Collection entries:
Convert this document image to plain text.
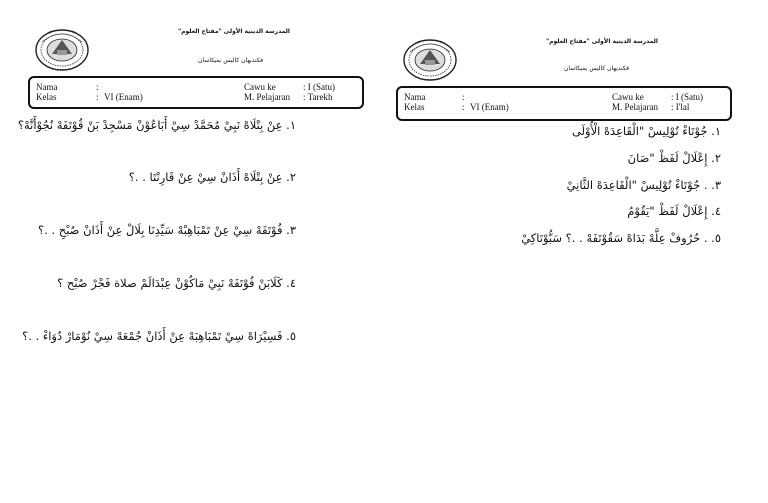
المدرسة الدينية الأولى "مفتاح العلوم"
فكنديهان كاليس بميكاسان
Nama	:
Kelas	: VI (Enam)
Cawu ke	: I (Satu)
M. Pelajaran : Tarekh
١. عِنْ بِتْلَاهْ نَبِيْ مُحَمَّدْ سِيْ أَبَاعُوْنْ مَسْجِدْ بَنْ قُوْتَفَهْ نُجُوْأَنَّهْ؟
٢. عِنْ بِتْلَاهْ أَذَانْ سِيْ عِنْ قَارِنْتَا . .؟
٣. فُوْتَفَهْ سِيْ عِنْ تَمْبَاهِبْهْ سَيِّدِنَا بِلَالْ عِنْ أَذَانْ صُبْحِ . .؟
٤. كَلَابَنْ فُوْتَفَهْ نَبِيْ مَاكُوْنْ عِبْدَالَمْ صلاة فَجْرْ صُبْح ؟
٥. فَسِيْرَاهْ سِيْ تَمْبَاهِبَهْ عِنْ أَذَانْ جُمْعَهْ سِيْ نُوْمَارْ دُوَاءْ . .؟
المدرسة الدينية الأولى "مفتاح العلوم"
فكنديهان كاليس بميكاسان
Nama	:
Kelas	: VI (Enam)
Cawu ke	: I (Satu)
M. Pelajaran : I'lal
١. جُوْتَاءْ تُوْلِيسْ "الْقَاعِدَهْ الْأُوْلَى
٢. إِعْلَالْ لَفَظْ "صَانَ
٣. . جُوْتَاءْ تُوْلِيسْ "الْقَاعِدَهْ الثَّانِيْ
٤. إِعْلَالْ لَفَظْ "يَقُوْمُ
٥. . حُرُوفْ عِلَّهْ بَدَاهْ سَقُوْتَفَهْ . .؟ سَبُّوْتَاكِيْ
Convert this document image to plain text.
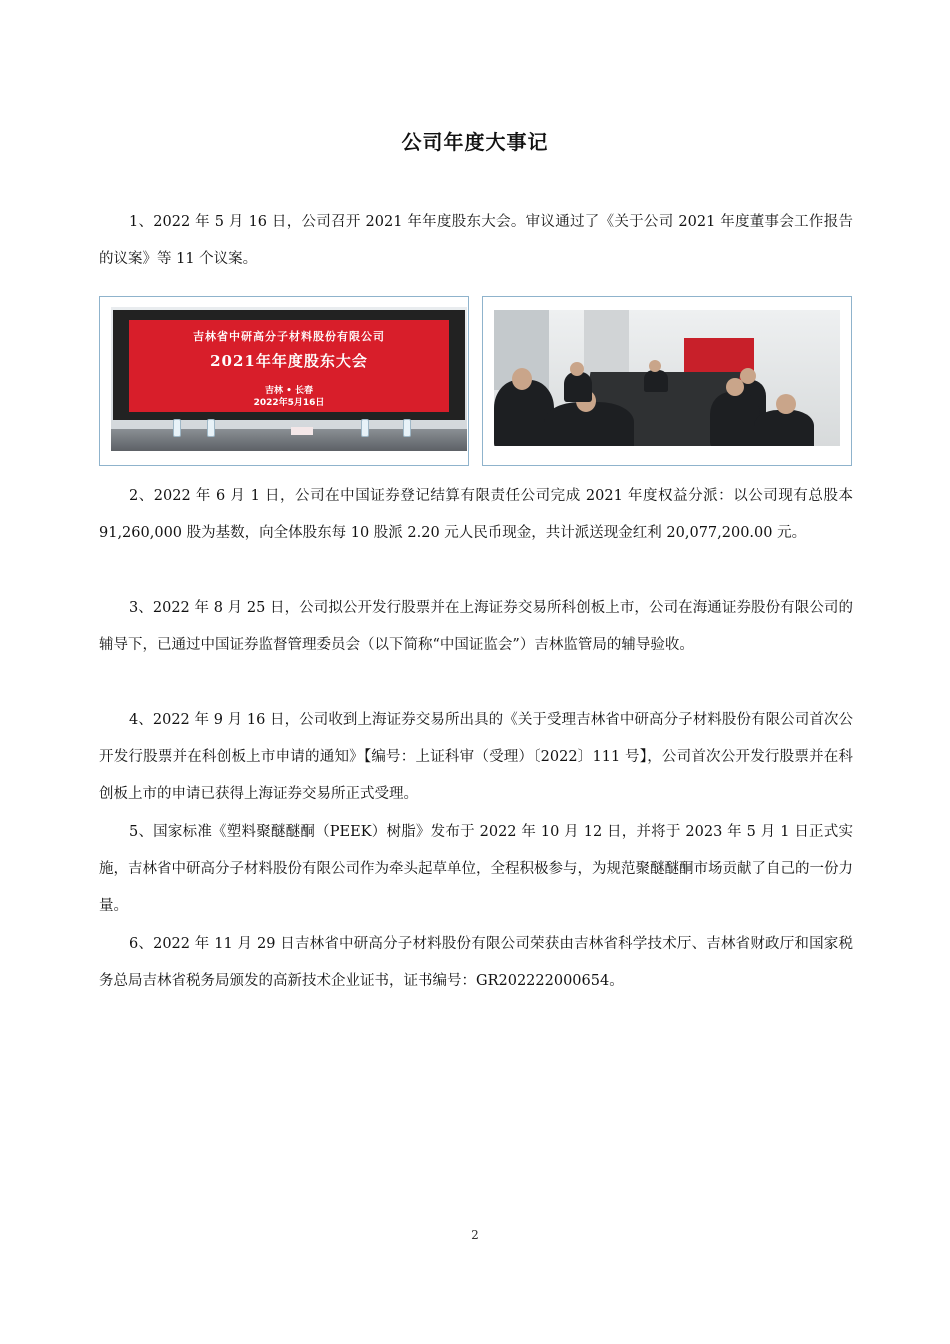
公司年度大事记

1、2022 年 5 月 16 日，公司召开 2021 年年度股东大会。审议通过了《关于公司 2021 年度董事会工作报告的议案》等 11 个议案。

吉林省中研高分子材料股份有限公司
2021年年度股东大会
吉林 • 长春
2022年5月16日

2、2022 年 6 月 1 日，公司在中国证券登记结算有限责任公司完成 2021 年度权益分派：以公司现有总股本 91,260,000 股为基数，向全体股东每 10 股派 2.20 元人民币现金，共计派送现金红利 20,077,200.00 元。

3、2022 年 8 月 25 日，公司拟公开发行股票并在上海证券交易所科创板上市，公司在海通证券股份有限公司的辅导下，已通过中国证券监督管理委员会（以下简称“中国证监会”）吉林监管局的辅导验收。

4、2022 年 9 月 16 日，公司收到上海证券交易所出具的《关于受理吉林省中研高分子材料股份有限公司首次公开发行股票并在科创板上市申请的通知》【编号：上证科审（受理）〔2022〕111 号】，公司首次公开发行股票并在科创板上市的申请已获得上海证券交易所正式受理。

5、国家标准《塑料聚醚醚酮（PEEK）树脂》发布于 2022 年 10 月 12 日，并将于 2023 年 5 月 1 日正式实施，吉林省中研高分子材料股份有限公司作为牵头起草单位，全程积极参与，为规范聚醚醚酮市场贡献了自己的一份力量。

6、2022 年 11 月 29 日吉林省中研高分子材料股份有限公司荣获由吉林省科学技术厅、吉林省财政厅和国家税务总局吉林省税务局颁发的高新技术企业证书，证书编号：GR202222000654。

2
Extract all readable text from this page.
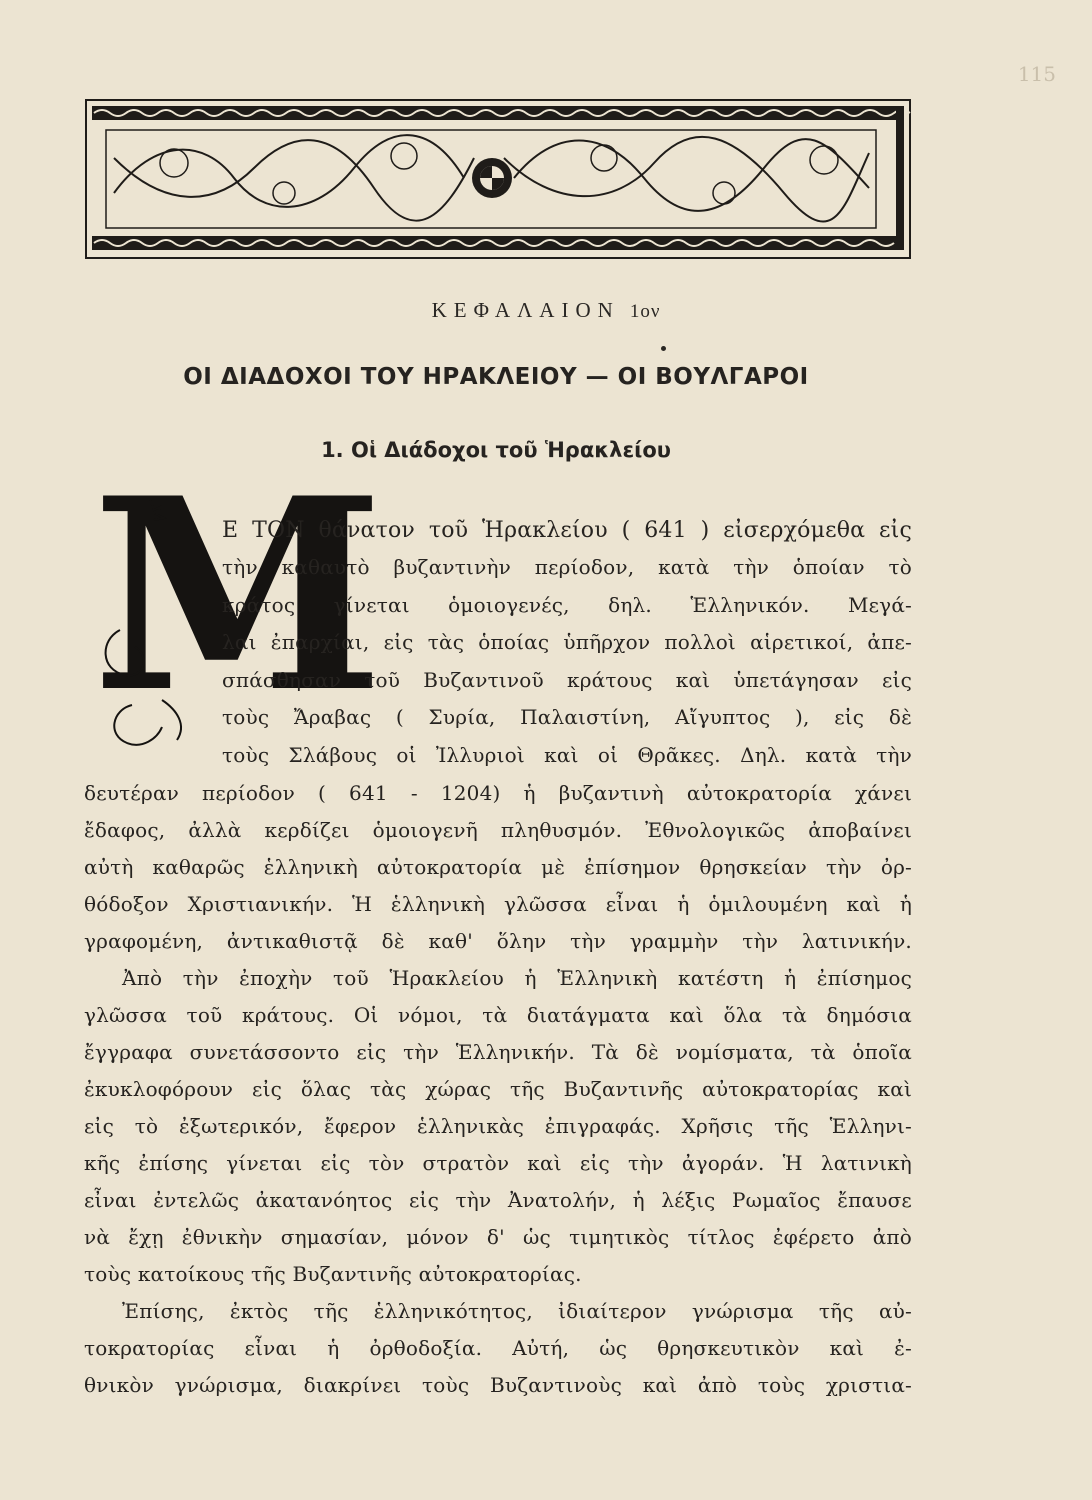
115
ΚΕΦΑΛΑΙΟΝ 1ον
ΟΙ ΔΙΑΔΟΧΟΙ ΤΟΥ ΗΡΑΚΛΕΙΟΥ — ΟΙ ΒΟΥΛΓΑΡΟΙ
1. Οἱ Διάδοχοι τοῦ Ἡρακλείου
M
Ε ΤΟΝ θάνατον τοῦ Ἡρακλείου ( 641 ) εἰσερχόμεθα εἰς
τὴν καθαυτὸ βυζαντινὴν περίοδον, κατὰ τὴν ὁποίαν τὸ
κράτος γίνεται ὁμοιογενές, δηλ. Ἑλληνικόν. Μεγά-
λαι ἐπαρχίαι, εἰς τὰς ὁποίας ὑπῆρχον πολλοὶ αἱρετικοί, ἀπε-
σπάσθησαν τοῦ Βυζαντινοῦ κράτους καὶ ὑπετάγησαν εἰς
τοὺς Ἄραβας ( Συρία, Παλαιστίνη, Αἴγυπτος ), εἰς δὲ
τοὺς Σλάβους οἱ Ἰλλυριοὶ καὶ οἱ Θρᾶκες. Δηλ. κατὰ τὴν
δευτέραν περίοδον ( 641 - 1204) ἡ βυζαντινὴ αὐτοκρατορία χάνει
ἔδαφος, ἀλλὰ κερδίζει ὁμοιογενῆ πληθυσμόν. Ἐθνολογικῶς ἀποβαίνει
αὐτὴ καθαρῶς ἑλληνικὴ αὐτοκρατορία μὲ ἐπίσημον θρησκείαν τὴν ὀρ-
θόδοξον Χριστιανικήν. Ἡ ἑλληνικὴ γλῶσσα εἶναι ἡ ὁμιλουμένη καὶ ἡ
γραφομένη, ἀντικαθιστᾷ δὲ καθ' ὅλην τὴν γραμμὴν τὴν λατινικήν.
Ἀπὸ τὴν ἐποχὴν τοῦ Ἡρακλείου ἡ Ἑλληνικὴ κατέστη ἡ ἐπίσημος
γλῶσσα τοῦ κράτους. Οἱ νόμοι, τὰ διατάγματα καὶ ὅλα τὰ δημόσια
ἔγγραφα συνετάσσοντο εἰς τὴν Ἑλληνικήν. Τὰ δὲ νομίσματα, τὰ ὁποῖα
ἐκυκλοφόρουν εἰς ὅλας τὰς χώρας τῆς Βυζαντινῆς αὐτοκρατορίας καὶ
εἰς τὸ ἐξωτερικόν, ἔφερον ἑλληνικὰς ἐπιγραφάς. Χρῆσις τῆς Ἑλληνι-
κῆς ἐπίσης γίνεται εἰς τὸν στρατὸν καὶ εἰς τὴν ἀγοράν. Ἡ λατινικὴ
εἶναι ἐντελῶς ἀκατανόητος εἰς τὴν Ἀνατολήν, ἡ λέξις Ρωμαῖος ἔπαυσε
νὰ ἔχῃ ἐθνικὴν σημασίαν, μόνον δ' ὡς τιμητικὸς τίτλος ἐφέρετο ἀπὸ
τοὺς κατοίκους τῆς Βυζαντινῆς αὐτοκρατορίας.
Ἐπίσης, ἐκτὸς τῆς ἑλληνικότητος, ἰδιαίτερον γνώρισμα τῆς αὐ-
τοκρατορίας εἶναι ἡ ὀρθοδοξία. Αὐτή, ὡς θρησκευτικὸν καὶ ἐ-
θνικὸν γνώρισμα, διακρίνει τοὺς Βυζαντινοὺς καὶ ἀπὸ τοὺς χριστια-
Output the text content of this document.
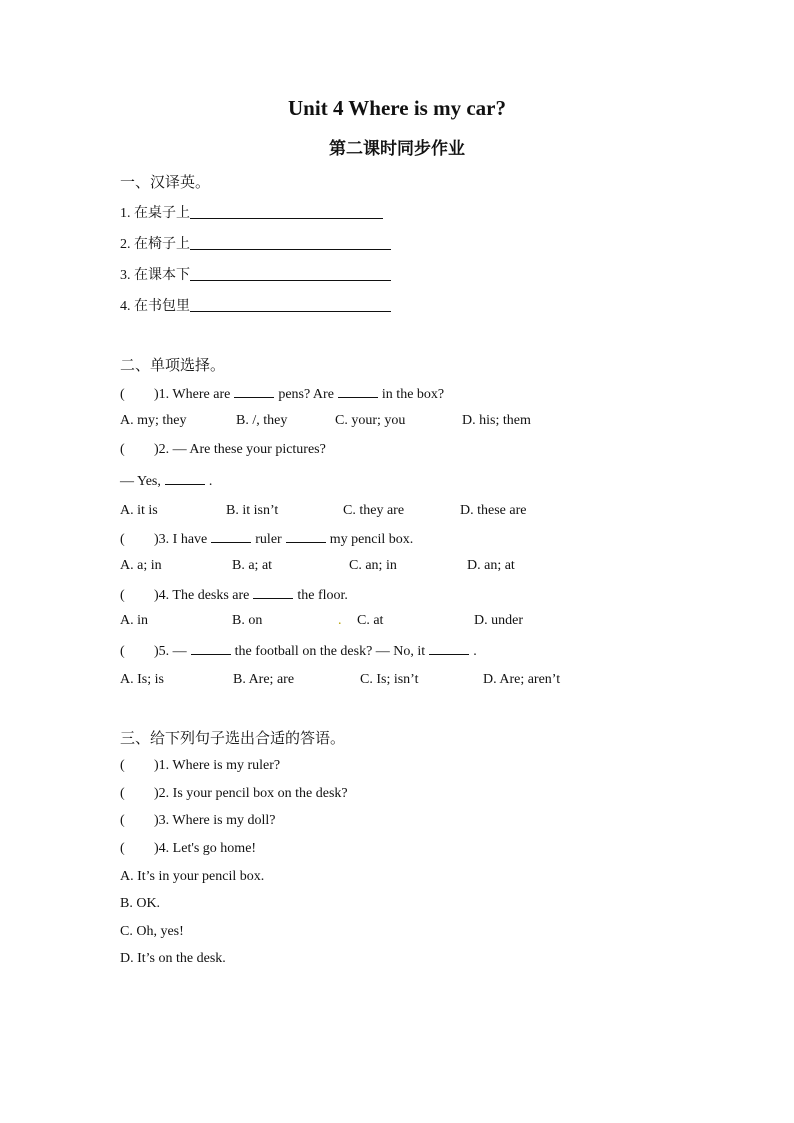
Unit 4 Where is my car?
第二课时同步作业
一、汉译英。
1. 在桌子上
2. 在椅子上
3. 在课本下
4. 在书包里
二、单项选择。
( )1. Where are	pens? Are	in the box?
A. my; they	B. /, they	C. your; you	D. his; them
( )2. — Are these your pictures?
— Yes,	.
A. it is	B. it isn’t	C. they are	D. these are
( )3. I have	ruler	my pencil box.
A. a; in	B. a; at	C. an; in	D. an; at
( )4. The desks are	the floor.
A. in	B. on	. C. at	D. under
( )5. —	the football on the desk? — No, it	.
A. Is; is	B. Are; are	C. Is; isn’t	D. Are; aren’t
三、给下列句子选出合适的答语。
( )1. Where is my ruler?
( )2. Is your pencil box on the desk?
( )3. Where is my doll?
( )4. Let's go home!
A. It’s in your pencil box.
B. OK.
C. Oh, yes!
D. It’s on the desk.
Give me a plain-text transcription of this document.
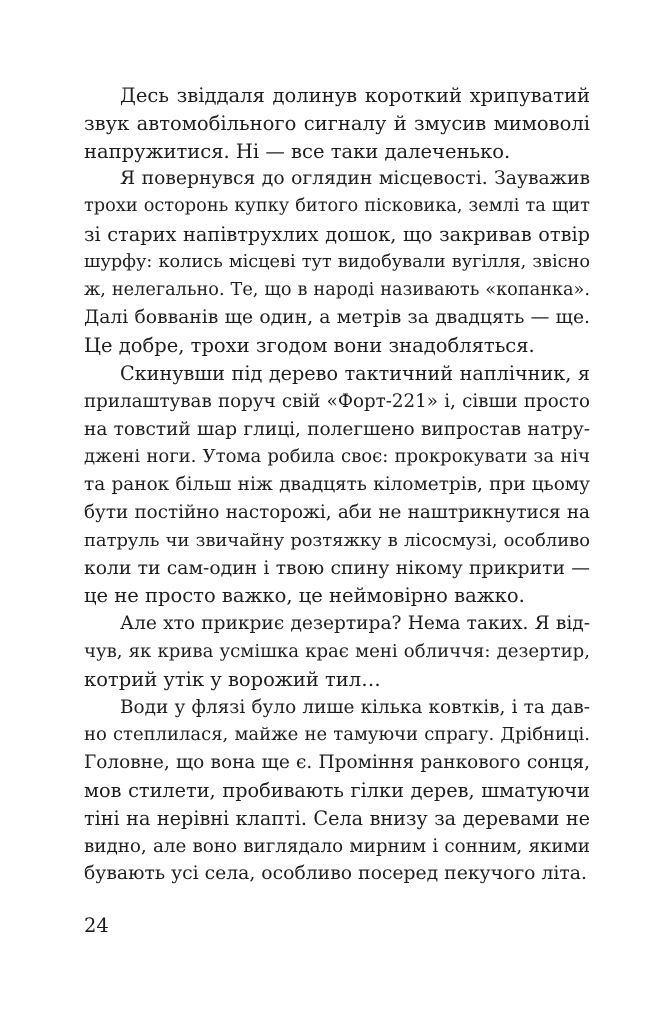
Десь звіддаля долинув короткий хрипуватий
звук автомобільного сигналу й змусив мимоволі
напружитися. Ні — все таки далеченько.
Я повернувся до оглядин місцевості. Зауважив
трохи осторонь купку битого пісковика, землі та щит
зі старих напівтрухлих дошок, що закривав отвір
шурфу: колись місцеві тут видобували вугілля, звісно
ж, нелегально. Те, що в народі називають «копанка».
Далі бовванів ще один, а метрів за двадцять — ще.
Це добре, трохи згодом вони знадобляться.
Скинувши під дерево тактичний наплічник, я
прилаштував поруч свій «Форт-221» і, сівши просто
на товстий шар глиці, полегшено випростав натру-
джені ноги. Утома робила своє: прокрокувати за ніч
та ранок більш ніж двадцять кілометрів, при цьому
бути постійно насторожі, аби не наштрикнутися на
патруль чи звичайну розтяжку в лісосмузі, особливо
коли ти сам-один і твою спину нікому прикрити —
це не просто важко, це неймовірно важко.
Але хто прикриє дезертира? Нема таких. Я від-
чув, як крива усмішка крає мені обличчя: дезертир,
котрий утік у ворожий тил…
Води у флязі було лише кілька ковтків, і та дав-
но степлилася, майже не тамуючи спрагу. Дрібниці.
Головне, що вона ще є. Проміння ранкового сонця,
мов стилети, пробивають гілки дерев, шматуючи
тіні на нерівні клапті. Села внизу за деревами не
видно, але воно виглядало мирним і сонним, якими
бувають усі села, особливо посеред пекучого літа.
24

§ **DIRECTIONS FOR THIS TASK**: Everything from the line containing "Give me a plain-text" through the last line of the entries must be repeated verbatim, except pictures.

§ **FINISHED EXERCISE**:
Give me a plain-text transcription of this document.
Десь звіддаля долинув короткий хрипуватий
звук автомобільного сигналу й змусив мимоволі
напружитися. Ні — все таки далеченько.
Я повернувся до оглядин місцевості. Зауважив
трохи осторонь купку битого пісковика, землі та щит
зі старих напівтрухлих дошок, що закривав отвір
шурфу: колись місцеві тут видобували вугілля, звісно
ж, нелегально. Те, що в народі називають «копанка».
Далі бовванів ще один, а метрів за двадцять — ще.
Це добре, трохи згодом вони знадобляться.
Скинувши під дерево тактичний наплічник, я
прилаштував поруч свій «Форт-221» і, сівши просто
на товстий шар глиці, полегшено випростав натру-
джені ноги. Утома робила своє: прокрокувати за ніч
та ранок більш ніж двадцять кілометрів, при цьому
бути постійно насторожі, аби не наштрикнутися на
патруль чи звичайну розтяжку в лісосмузі, особливо
коли ти сам-один і твою спину нікому прикрити —
це не просто важко, це неймовірно важко.
Але хто прикриє дезертира? Нема таких. Я від-
чув, як крива усмішка крає мені обличчя: дезертир,
котрий утік у ворожий тил…
Води у флязі було лише кілька ковтків, і та дав-
но степлилася, майже не тамуючи спрагу. Дрібниці.
Головне, що вона ще є. Проміння ранкового сонця,
мов стилети, пробивають гілки дерев, шматуючи
тіні на нерівні клапті. Села внизу за деревами не
видно, але воно виглядало мирним і сонним, якими
бувають усі села, особливо посеред пекучого літа.
24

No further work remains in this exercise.